Dataset records
####################
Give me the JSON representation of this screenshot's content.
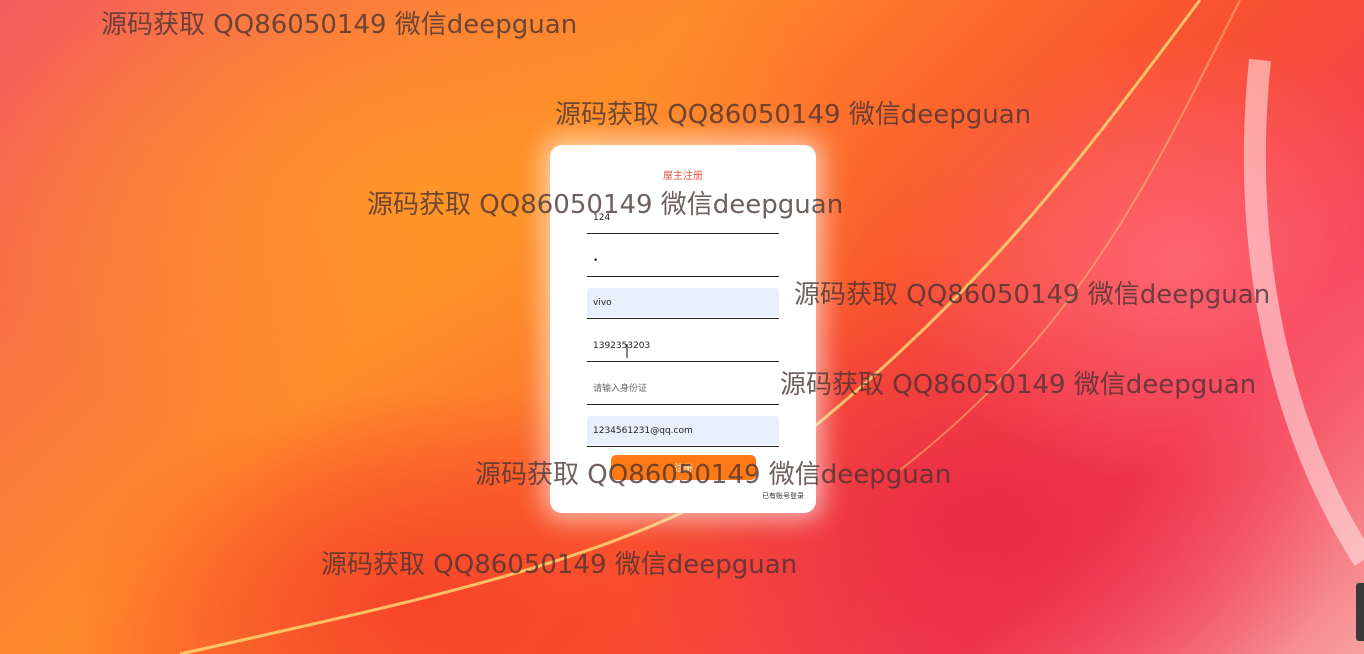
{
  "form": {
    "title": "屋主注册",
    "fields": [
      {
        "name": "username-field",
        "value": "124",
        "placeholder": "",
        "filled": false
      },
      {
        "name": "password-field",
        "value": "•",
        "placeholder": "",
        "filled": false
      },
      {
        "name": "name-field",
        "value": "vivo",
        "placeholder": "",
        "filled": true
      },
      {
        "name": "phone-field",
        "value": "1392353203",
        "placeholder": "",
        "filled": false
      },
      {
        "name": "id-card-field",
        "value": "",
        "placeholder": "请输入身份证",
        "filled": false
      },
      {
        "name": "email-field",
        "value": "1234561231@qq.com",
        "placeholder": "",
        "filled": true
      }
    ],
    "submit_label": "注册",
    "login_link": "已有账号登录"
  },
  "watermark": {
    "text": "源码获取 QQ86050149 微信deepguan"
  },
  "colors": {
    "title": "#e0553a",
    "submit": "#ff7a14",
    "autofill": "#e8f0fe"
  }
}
####################
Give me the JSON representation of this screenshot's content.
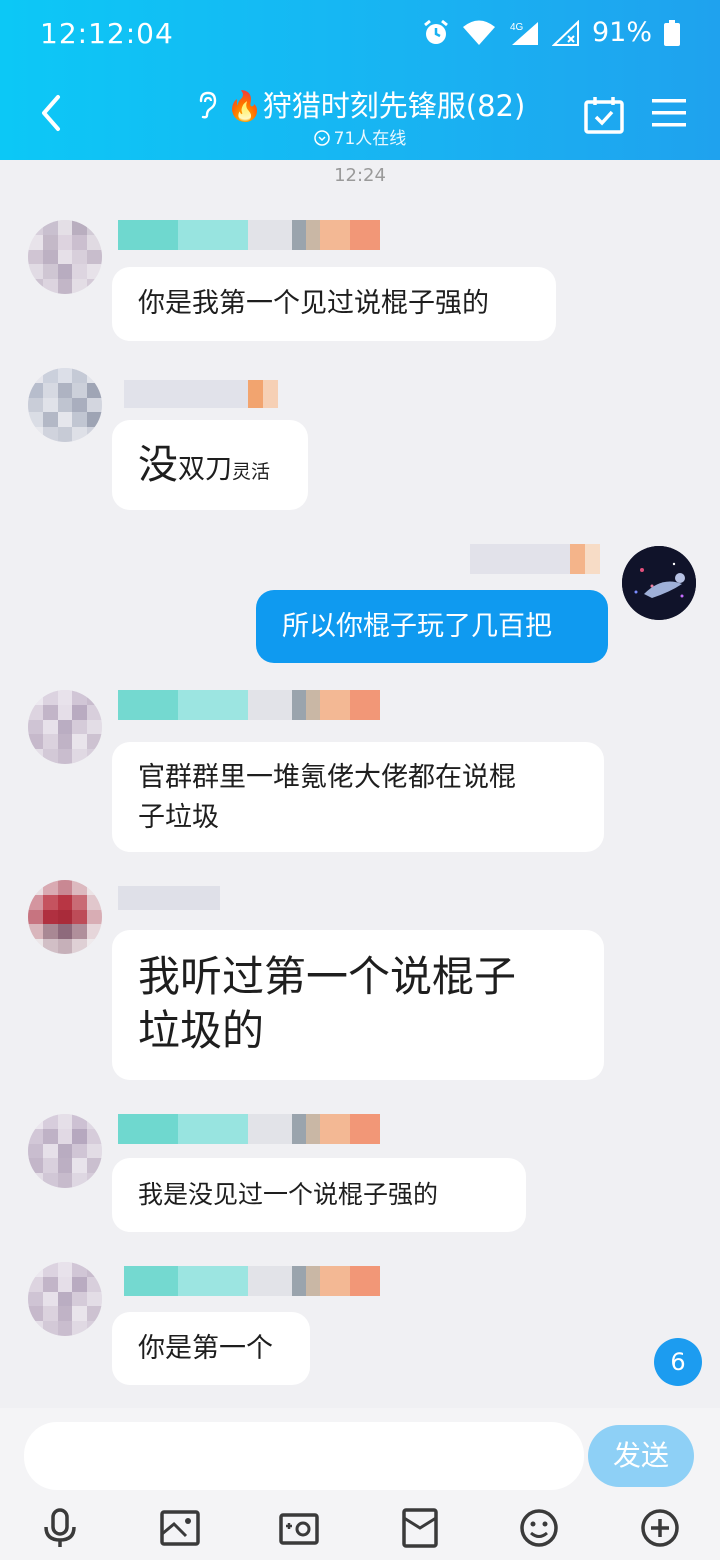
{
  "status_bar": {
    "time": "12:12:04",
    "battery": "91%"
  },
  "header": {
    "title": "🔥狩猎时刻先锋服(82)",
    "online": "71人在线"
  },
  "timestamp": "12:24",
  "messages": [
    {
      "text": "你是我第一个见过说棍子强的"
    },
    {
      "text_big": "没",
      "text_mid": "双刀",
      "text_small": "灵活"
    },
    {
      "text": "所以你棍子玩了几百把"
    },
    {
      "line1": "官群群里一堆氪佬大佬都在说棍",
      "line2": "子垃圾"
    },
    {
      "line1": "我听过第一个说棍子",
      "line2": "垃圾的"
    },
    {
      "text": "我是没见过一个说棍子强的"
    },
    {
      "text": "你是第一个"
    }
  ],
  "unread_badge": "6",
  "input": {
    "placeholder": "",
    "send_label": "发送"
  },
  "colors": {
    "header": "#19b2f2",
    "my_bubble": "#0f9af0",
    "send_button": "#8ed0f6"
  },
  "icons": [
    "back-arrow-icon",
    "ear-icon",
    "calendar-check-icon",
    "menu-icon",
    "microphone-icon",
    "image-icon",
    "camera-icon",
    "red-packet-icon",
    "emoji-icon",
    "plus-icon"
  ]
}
####################
List each line in the listing that contains the string "value".

Task solution —
        "value": "124",
        "value": "•",
        "value": "vivo",
        "value": "1392353203",
        "value": "",
        "value": "1234561231@qq.com",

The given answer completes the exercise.